## SHORT TASK
Tally the lines below that contain the word "TradingView", and give only that number.

## MATERIAL PROVIDED
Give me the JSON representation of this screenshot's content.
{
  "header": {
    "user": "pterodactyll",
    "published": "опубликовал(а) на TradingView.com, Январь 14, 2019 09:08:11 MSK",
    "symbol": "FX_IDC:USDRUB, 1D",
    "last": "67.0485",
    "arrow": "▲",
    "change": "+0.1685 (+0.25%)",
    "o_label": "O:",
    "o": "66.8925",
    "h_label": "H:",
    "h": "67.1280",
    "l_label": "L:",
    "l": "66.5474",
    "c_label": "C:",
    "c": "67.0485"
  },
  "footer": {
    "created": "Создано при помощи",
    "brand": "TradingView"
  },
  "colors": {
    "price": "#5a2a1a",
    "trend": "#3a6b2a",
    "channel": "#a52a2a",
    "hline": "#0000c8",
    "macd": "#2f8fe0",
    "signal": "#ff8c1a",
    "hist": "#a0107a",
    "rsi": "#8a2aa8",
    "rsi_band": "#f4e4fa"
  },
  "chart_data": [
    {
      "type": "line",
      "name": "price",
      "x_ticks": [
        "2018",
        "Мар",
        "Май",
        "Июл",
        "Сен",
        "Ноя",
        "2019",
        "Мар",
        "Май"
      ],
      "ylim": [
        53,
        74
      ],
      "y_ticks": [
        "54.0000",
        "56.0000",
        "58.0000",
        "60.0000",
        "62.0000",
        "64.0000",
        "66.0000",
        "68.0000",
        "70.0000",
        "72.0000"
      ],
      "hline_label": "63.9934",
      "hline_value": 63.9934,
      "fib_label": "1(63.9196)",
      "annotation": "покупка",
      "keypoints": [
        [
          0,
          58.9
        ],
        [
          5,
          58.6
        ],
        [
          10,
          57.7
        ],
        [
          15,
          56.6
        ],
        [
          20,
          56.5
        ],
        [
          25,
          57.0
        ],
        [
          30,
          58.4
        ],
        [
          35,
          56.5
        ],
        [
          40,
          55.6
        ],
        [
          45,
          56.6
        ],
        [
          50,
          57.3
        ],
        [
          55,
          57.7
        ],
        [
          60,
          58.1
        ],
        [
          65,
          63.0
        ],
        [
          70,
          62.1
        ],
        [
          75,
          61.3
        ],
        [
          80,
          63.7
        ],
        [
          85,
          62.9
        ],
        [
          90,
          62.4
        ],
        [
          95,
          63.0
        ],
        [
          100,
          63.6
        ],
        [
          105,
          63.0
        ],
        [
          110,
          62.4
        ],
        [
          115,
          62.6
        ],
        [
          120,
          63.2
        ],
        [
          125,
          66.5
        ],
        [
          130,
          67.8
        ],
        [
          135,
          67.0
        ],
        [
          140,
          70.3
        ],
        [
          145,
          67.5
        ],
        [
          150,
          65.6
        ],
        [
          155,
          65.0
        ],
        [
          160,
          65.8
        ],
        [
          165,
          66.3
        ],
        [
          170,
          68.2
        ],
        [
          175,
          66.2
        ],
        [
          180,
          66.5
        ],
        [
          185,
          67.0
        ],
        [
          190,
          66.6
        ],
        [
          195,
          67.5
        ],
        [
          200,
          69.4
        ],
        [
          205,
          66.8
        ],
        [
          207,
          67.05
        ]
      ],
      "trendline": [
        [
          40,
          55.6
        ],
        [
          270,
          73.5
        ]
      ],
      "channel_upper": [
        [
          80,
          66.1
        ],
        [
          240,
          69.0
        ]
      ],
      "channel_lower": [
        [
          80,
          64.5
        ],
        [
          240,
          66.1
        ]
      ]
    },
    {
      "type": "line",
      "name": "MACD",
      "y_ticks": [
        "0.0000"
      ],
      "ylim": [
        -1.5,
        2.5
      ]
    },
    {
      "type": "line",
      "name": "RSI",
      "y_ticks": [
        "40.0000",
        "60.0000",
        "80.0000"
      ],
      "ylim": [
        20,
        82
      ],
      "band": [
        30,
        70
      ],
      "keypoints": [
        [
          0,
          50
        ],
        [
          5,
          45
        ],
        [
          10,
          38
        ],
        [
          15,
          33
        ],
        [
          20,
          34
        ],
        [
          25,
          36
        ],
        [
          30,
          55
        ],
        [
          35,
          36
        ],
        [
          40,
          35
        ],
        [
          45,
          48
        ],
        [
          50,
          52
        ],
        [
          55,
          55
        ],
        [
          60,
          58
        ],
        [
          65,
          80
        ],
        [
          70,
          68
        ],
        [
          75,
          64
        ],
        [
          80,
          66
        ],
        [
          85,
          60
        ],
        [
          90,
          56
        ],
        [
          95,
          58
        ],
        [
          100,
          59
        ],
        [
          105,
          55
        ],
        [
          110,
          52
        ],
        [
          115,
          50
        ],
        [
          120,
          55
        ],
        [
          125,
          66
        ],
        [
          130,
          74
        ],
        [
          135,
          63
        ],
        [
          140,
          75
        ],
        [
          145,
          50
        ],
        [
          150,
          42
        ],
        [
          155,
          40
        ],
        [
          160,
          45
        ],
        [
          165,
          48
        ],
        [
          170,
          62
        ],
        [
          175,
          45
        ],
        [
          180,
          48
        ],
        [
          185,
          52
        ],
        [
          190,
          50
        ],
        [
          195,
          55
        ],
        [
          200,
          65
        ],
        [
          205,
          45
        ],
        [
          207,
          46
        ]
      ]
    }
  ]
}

## FINISHED EXERCISE
2